Task details
Copy out the part of the data that opens with the line containing "- row-qty: 1: [573, 571, 626, 591]" and closes with the line containing "- row-unit: [522, 651, 573, 671]", including both of those lines, with no changes.

::: The data

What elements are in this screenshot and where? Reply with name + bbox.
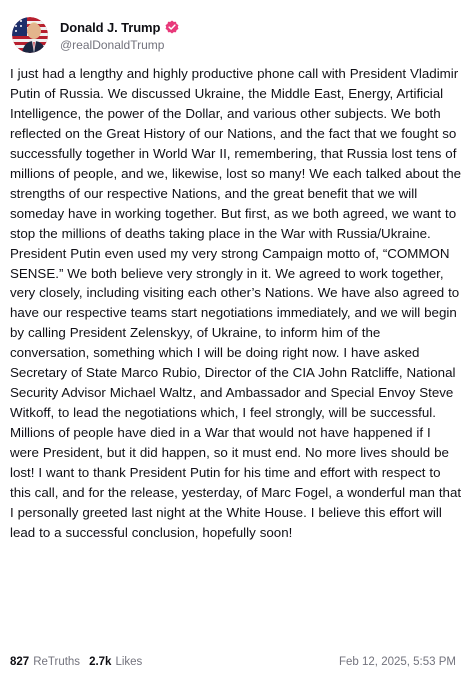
author-display-name[interactable]: Donald J. Trump	[60, 19, 161, 35]
author-identity	[60, 18, 179, 52]
likes-label: Likes	[115, 656, 143, 668]
post-timestamp[interactable]: Feb 12, 2025, 5:53 PM	[339, 656, 456, 668]
profile-photo-avatar[interactable]	[12, 17, 48, 53]
retruths-count: 827	[10, 656, 30, 668]
author-name-row	[60, 18, 179, 36]
retruths-stat[interactable]	[10, 656, 80, 668]
verified-badge-icon	[165, 20, 179, 34]
likes-count: 2.7k	[89, 656, 112, 668]
post-body-text: I just had a lengthy and highly productive phone call with President Vladimir Putin of Russia. We discussed Ukraine, the Middle East, Energy, Artificial Intelligence, the power of the Dollar, and various other subjects. We both reflected on the Great History of our Nations, and the fact that we fought so successfully together in World War II, remembering, that Russia lost tens of millions of people, and we, likewise, lost so many! We each talked about the strengths of our respective Nations, and the great benefit that we will someday have in working together. But first, as we both agreed, we want to stop the millions of deaths taking place in the War with Russia/Ukraine. President Putin even used my very strong Campaign motto of, “COMMON SENSE.” We both believe very strongly in it. We agreed to work together, very closely, including visiting each other’s Nations. We have also agreed to have our respective teams start negotiations immediately, and we will begin by calling President Zelenskyy, of Ukraine, to inform him of the conversation, something which I will be doing right now. I have asked Secretary of State Marco Rubio, Director of the CIA John Ratcliffe, National Security Advisor Michael Waltz, and Ambassador and Special Envoy Steve Witkoff, to lead the negotiations which, I feel strongly, will be successful. Millions of people have died in a War that would not have happened if I were President, but it did happen, so it must end. No more lives should be lost! I want to thank President Putin for his time and effort with respect to this call, and for the release, yesterday, of Marc Fogel, a wonderful man that I personally greeted last night at the White House. I believe this effort will lead to a successful conclusion, hopefully soon!	[10, 66, 462, 540]
post-footer	[10, 652, 456, 672]
likes-stat[interactable]	[89, 656, 142, 668]
author-handle[interactable]: @realDonaldTrump	[60, 38, 165, 52]
retruths-label: ReTruths	[33, 656, 81, 668]
post-header	[12, 13, 179, 57]
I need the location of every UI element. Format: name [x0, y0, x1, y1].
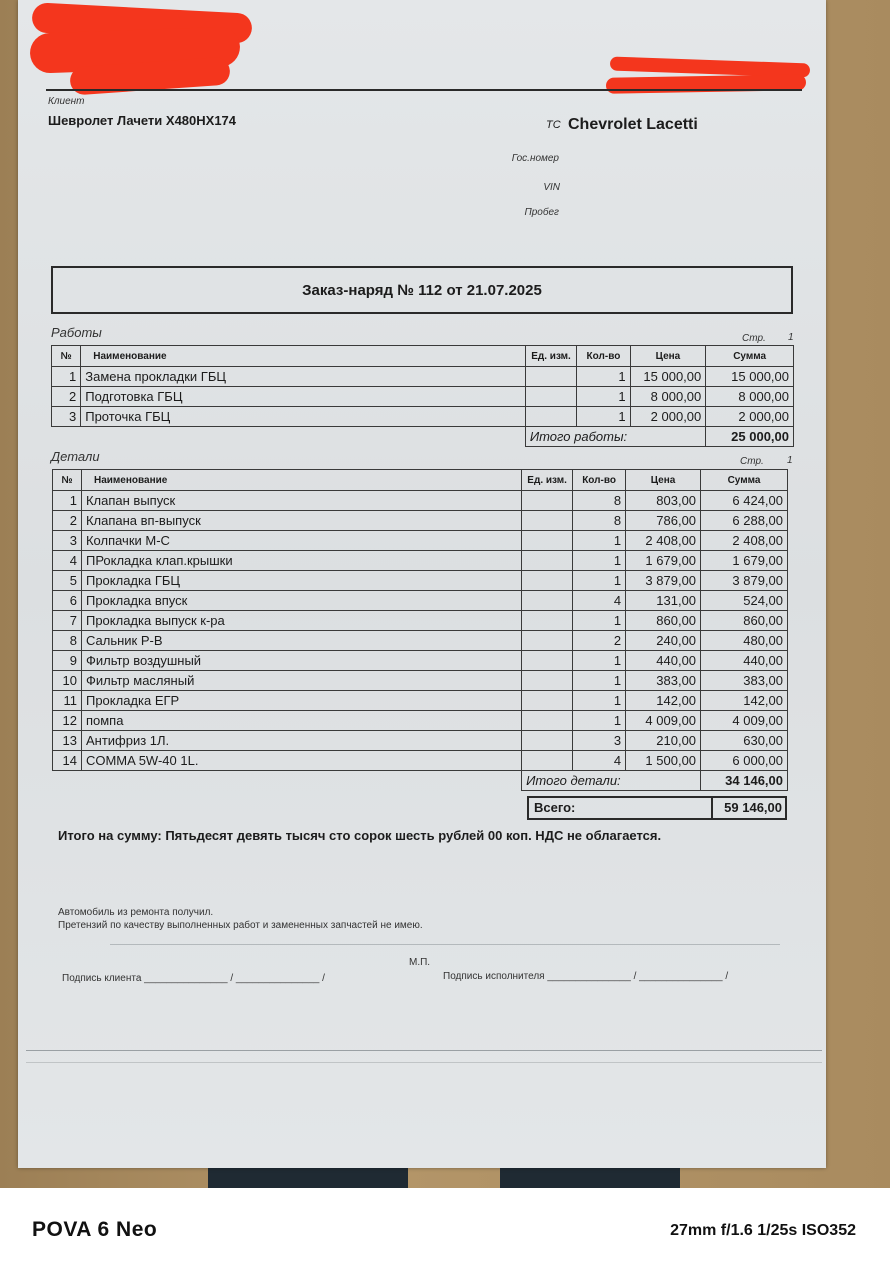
- row-qty: 1: [573, 571, 626, 591]
- row-sum: 2 408,00: [701, 531, 788, 551]
- row-name: ПРокладка клап.крышки: [81, 551, 521, 571]
- col-qty: Кол-во: [573, 470, 626, 491]
- table-row: [53, 531, 788, 551]
- row-qty: 1: [573, 611, 626, 631]
- document-title: Заказ-наряд № 112 от 21.07.2025: [302, 281, 542, 299]
- table-row: [53, 651, 788, 671]
- row-unit: [522, 651, 573, 671]
- vehicle-value: Chevrolet Lacetti: [568, 116, 698, 133]
- header-divider: [46, 89, 802, 91]
- faint-divider: [110, 944, 780, 945]
- row-price: 8 000,00: [630, 387, 706, 407]
- row-price: 2 408,00: [626, 531, 701, 551]
- row-name: Колпачки М-С: [81, 531, 521, 551]
- row-price: 3 879,00: [626, 571, 701, 591]
- row-qty: 3: [573, 731, 626, 751]
- row-sum: 6 288,00: [701, 511, 788, 531]
- row-name: Антифриз 1Л.: [81, 731, 521, 751]
- row-price: 4 009,00: [626, 711, 701, 731]
- works-header-row: [52, 346, 794, 367]
- parts-header-row: [53, 470, 788, 491]
- camera-device-name: POVA 6 Neo: [32, 1218, 158, 1241]
- no-claims-statement: Претензий по качеству выполненных работ и замененных запчастей не имею.: [58, 920, 423, 931]
- grand-total-box: [527, 796, 787, 820]
- row-sum: 1 679,00: [701, 551, 788, 571]
- vin-label: VIN: [543, 182, 560, 193]
- row-unit: [522, 711, 573, 731]
- row-unit: [522, 751, 573, 771]
- table-row: [53, 571, 788, 591]
- row-qty: 1: [573, 531, 626, 551]
- col-sum: Сумма: [701, 470, 788, 491]
- row-no: 10: [53, 671, 82, 691]
- table-row: [53, 671, 788, 691]
- row-price: 142,00: [626, 691, 701, 711]
- row-name: COMMA 5W-40 1L.: [81, 751, 521, 771]
- row-no: 11: [53, 691, 82, 711]
- row-name: Фильтр масляный: [81, 671, 521, 691]
- col-sum: Сумма: [706, 346, 794, 367]
- row-name: Прокладка выпуск к-ра: [81, 611, 521, 631]
- row-no: 8: [53, 631, 82, 651]
- col-price: Цена: [626, 470, 701, 491]
- row-price: 803,00: [626, 491, 701, 511]
- row-no: 2: [53, 511, 82, 531]
- row-no: 3: [52, 407, 81, 427]
- table-row: [52, 407, 794, 427]
- row-price: 2 000,00: [630, 407, 706, 427]
- row-sum: 480,00: [701, 631, 788, 651]
- col-name: Наименование: [81, 470, 521, 491]
- row-qty: 1: [573, 651, 626, 671]
- row-sum: 524,00: [701, 591, 788, 611]
- stamp-label: М.П.: [409, 957, 431, 968]
- row-unit: [522, 571, 573, 591]
- row-unit: [525, 367, 576, 387]
- parts-page-number: 1: [787, 455, 793, 466]
- parts-total-label: Итого детали:: [522, 771, 701, 791]
- row-no: 14: [53, 751, 82, 771]
- row-sum: 3 879,00: [701, 571, 788, 591]
- grand-total-label: Всего:: [529, 798, 713, 818]
- row-no: 1: [53, 491, 82, 511]
- col-qty: Кол-во: [577, 346, 630, 367]
- parts-total-value: 34 146,00: [701, 771, 788, 791]
- row-unit: [522, 551, 573, 571]
- row-name: Фильтр воздушный: [81, 651, 521, 671]
- row-sum: 6 000,00: [701, 751, 788, 771]
- parts-section-title: Детали: [51, 449, 100, 464]
- row-no: 4: [53, 551, 82, 571]
- row-price: 15 000,00: [630, 367, 706, 387]
- client-name: Шевролет Лачети Х480НХ174: [48, 113, 237, 128]
- row-qty: 8: [573, 491, 626, 511]
- row-unit: [522, 691, 573, 711]
- row-unit: [522, 611, 573, 631]
- row-name: помпа: [81, 711, 521, 731]
- col-unit: Ед. изм.: [522, 470, 573, 491]
- row-qty: 1: [577, 387, 630, 407]
- row-sum: 860,00: [701, 611, 788, 631]
- amount-in-words: Итого на сумму: Пятьдесят девять тысяч сто сорок шесть рублей 00 коп. НДС не облагается.: [58, 828, 662, 843]
- row-price: 383,00: [626, 671, 701, 691]
- row-no: 3: [53, 531, 82, 551]
- row-price: 240,00: [626, 631, 701, 651]
- row-price: 1 500,00: [626, 751, 701, 771]
- row-unit: [522, 671, 573, 691]
- col-no: №: [53, 470, 82, 491]
- table-row: [52, 367, 794, 387]
- works-total-value: 25 000,00: [706, 427, 794, 447]
- row-sum: 630,00: [701, 731, 788, 751]
- row-no: 9: [53, 651, 82, 671]
- row-unit: [525, 387, 576, 407]
- table-row: [53, 611, 788, 631]
- table-row: [53, 731, 788, 751]
- row-sum: 8 000,00: [706, 387, 794, 407]
- works-table: [51, 345, 794, 447]
- row-name: Прокладка ЕГР: [81, 691, 521, 711]
- row-name: Прокладка впуск: [81, 591, 521, 611]
- row-qty: 4: [573, 591, 626, 611]
- row-qty: 1: [577, 367, 630, 387]
- row-price: 131,00: [626, 591, 701, 611]
- plate-label: Гос.номер: [511, 153, 559, 164]
- row-qty: 8: [573, 511, 626, 531]
- table-row: [53, 511, 788, 531]
- row-name: Сальник Р-В: [81, 631, 521, 651]
- row-sum: 4 009,00: [701, 711, 788, 731]
- executor-signature-line: Подпись исполнителя _______________ / _______________ /: [443, 971, 729, 982]
- col-price: Цена: [630, 346, 706, 367]
- row-price: 210,00: [626, 731, 701, 751]
- row-no: 2: [52, 387, 81, 407]
- camera-settings: 27mm f/1.6 1/25s ISO352: [670, 1222, 856, 1239]
- works-total-row: [52, 427, 794, 447]
- grand-total-value: 59 146,00: [724, 800, 782, 815]
- works-total-label: Итого работы:: [525, 427, 705, 447]
- row-unit: [522, 511, 573, 531]
- row-sum: 2 000,00: [706, 407, 794, 427]
- vehicle-label: ТС: [546, 119, 561, 131]
- row-no: 6: [53, 591, 82, 611]
- faint-divider: [26, 1050, 822, 1051]
- works-section-title: Работы: [51, 325, 102, 340]
- row-no: 1: [52, 367, 81, 387]
- row-no: 13: [53, 731, 82, 751]
- row-sum: 383,00: [701, 671, 788, 691]
- row-qty: 1: [573, 671, 626, 691]
- client-signature-line: Подпись клиента _______________ / _______________ /: [62, 973, 325, 984]
- col-unit: Ед. изм.: [525, 346, 576, 367]
- row-qty: 1: [573, 551, 626, 571]
- table-row: [53, 751, 788, 771]
- col-no: №: [52, 346, 81, 367]
- client-label: Клиент: [48, 96, 85, 107]
- row-name: Проточка ГБЦ: [81, 407, 526, 427]
- document-title-box: [51, 266, 793, 314]
- table-row: [53, 551, 788, 571]
- row-unit: [522, 731, 573, 751]
- table-row: [52, 387, 794, 407]
- row-name: Замена прокладки ГБЦ: [81, 367, 526, 387]
- row-price: 440,00: [626, 651, 701, 671]
- col-name: Наименование: [81, 346, 526, 367]
- parts-table: [52, 469, 788, 791]
- row-price: 1 679,00: [626, 551, 701, 571]
- receipt-statement: Автомобиль из ремонта получил.: [58, 907, 214, 918]
- row-name: Клапан выпуск: [81, 491, 521, 511]
- table-row: [53, 591, 788, 611]
- parts-total-row: [53, 771, 788, 791]
- works-page-number: 1: [788, 332, 794, 343]
- faint-divider: [26, 1062, 822, 1063]
- row-qty: 1: [573, 691, 626, 711]
- row-unit: [525, 407, 576, 427]
- table-row: [53, 691, 788, 711]
- row-sum: 142,00: [701, 691, 788, 711]
- row-name: Клапана вп-выпуск: [81, 511, 521, 531]
- row-qty: 1: [573, 711, 626, 731]
- row-no: 12: [53, 711, 82, 731]
- row-qty: 4: [573, 751, 626, 771]
- row-unit: [522, 531, 573, 551]
- table-row: [53, 631, 788, 651]
- row-sum: 6 424,00: [701, 491, 788, 511]
- row-name: Прокладка ГБЦ: [81, 571, 521, 591]
- table-row: [53, 711, 788, 731]
- row-qty: 1: [577, 407, 630, 427]
- row-price: 786,00: [626, 511, 701, 531]
- row-unit: [522, 591, 573, 611]
- row-unit: [522, 491, 573, 511]
- mileage-label: Пробег: [524, 207, 559, 218]
- row-price: 860,00: [626, 611, 701, 631]
- row-sum: 15 000,00: [706, 367, 794, 387]
- row-unit: [522, 631, 573, 651]
- works-page-label: Стр.: [742, 333, 766, 344]
- table-row: [53, 491, 788, 511]
- row-qty: 2: [573, 631, 626, 651]
- row-no: 7: [53, 611, 82, 631]
- row-no: 5: [53, 571, 82, 591]
- parts-page-label: Стр.: [740, 456, 764, 467]
- row-sum: 440,00: [701, 651, 788, 671]
- row-name: Подготовка ГБЦ: [81, 387, 526, 407]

::::::

Result
- row-qty: 1: [573, 571, 626, 591]
- row-sum: 2 408,00: [701, 531, 788, 551]
- row-name: ПРокладка клап.крышки: [81, 551, 521, 571]
- col-qty: Кол-во: [573, 470, 626, 491]
- table-row: [53, 531, 788, 551]
- row-qty: 1: [573, 611, 626, 631]
- document-title: Заказ-наряд № 112 от 21.07.2025: [302, 281, 542, 299]
- table-row: [53, 651, 788, 671]
- row-unit: [522, 651, 573, 671]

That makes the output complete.